** START OF SUPPLIED ENTRIES **

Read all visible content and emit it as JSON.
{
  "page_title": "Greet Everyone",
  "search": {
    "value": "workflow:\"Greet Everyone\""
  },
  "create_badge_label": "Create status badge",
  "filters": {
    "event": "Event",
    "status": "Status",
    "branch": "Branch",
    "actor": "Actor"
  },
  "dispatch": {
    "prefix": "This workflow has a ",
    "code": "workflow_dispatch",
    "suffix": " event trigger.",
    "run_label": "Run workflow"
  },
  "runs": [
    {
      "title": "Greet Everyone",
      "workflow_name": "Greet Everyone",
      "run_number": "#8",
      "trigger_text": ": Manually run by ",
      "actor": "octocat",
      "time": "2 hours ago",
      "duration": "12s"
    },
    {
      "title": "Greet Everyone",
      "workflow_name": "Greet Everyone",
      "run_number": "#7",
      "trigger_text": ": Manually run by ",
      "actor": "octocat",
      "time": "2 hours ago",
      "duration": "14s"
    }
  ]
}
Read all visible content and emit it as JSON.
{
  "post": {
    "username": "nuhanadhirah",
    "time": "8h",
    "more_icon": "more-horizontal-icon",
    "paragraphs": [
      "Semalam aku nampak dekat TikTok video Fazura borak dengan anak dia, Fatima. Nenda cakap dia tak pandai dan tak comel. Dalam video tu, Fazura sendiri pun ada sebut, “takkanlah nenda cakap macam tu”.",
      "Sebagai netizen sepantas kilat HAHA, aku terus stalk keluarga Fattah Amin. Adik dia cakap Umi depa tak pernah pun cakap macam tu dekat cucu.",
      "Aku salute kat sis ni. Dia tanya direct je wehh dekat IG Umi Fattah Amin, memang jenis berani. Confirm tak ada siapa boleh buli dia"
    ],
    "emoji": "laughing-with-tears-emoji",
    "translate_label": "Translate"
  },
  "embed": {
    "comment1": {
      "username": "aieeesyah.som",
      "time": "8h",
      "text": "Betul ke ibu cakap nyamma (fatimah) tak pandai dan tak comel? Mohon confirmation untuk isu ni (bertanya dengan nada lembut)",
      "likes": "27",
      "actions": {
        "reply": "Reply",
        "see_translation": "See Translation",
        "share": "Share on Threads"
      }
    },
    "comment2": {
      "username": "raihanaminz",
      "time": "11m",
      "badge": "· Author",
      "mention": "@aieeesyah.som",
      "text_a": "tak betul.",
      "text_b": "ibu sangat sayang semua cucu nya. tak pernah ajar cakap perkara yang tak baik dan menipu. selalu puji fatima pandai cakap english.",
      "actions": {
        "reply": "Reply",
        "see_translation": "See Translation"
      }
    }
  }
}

** END OF SUPPLIED ENTRIES **

**WHAT YOU ARE ASKED TO DO:**
Scan the material line by line and report each one that contains "aieeesyah".

**ANSWER BELOW:**
      "username": "aieeesyah.som",
      "mention": "@aieeesyah.som",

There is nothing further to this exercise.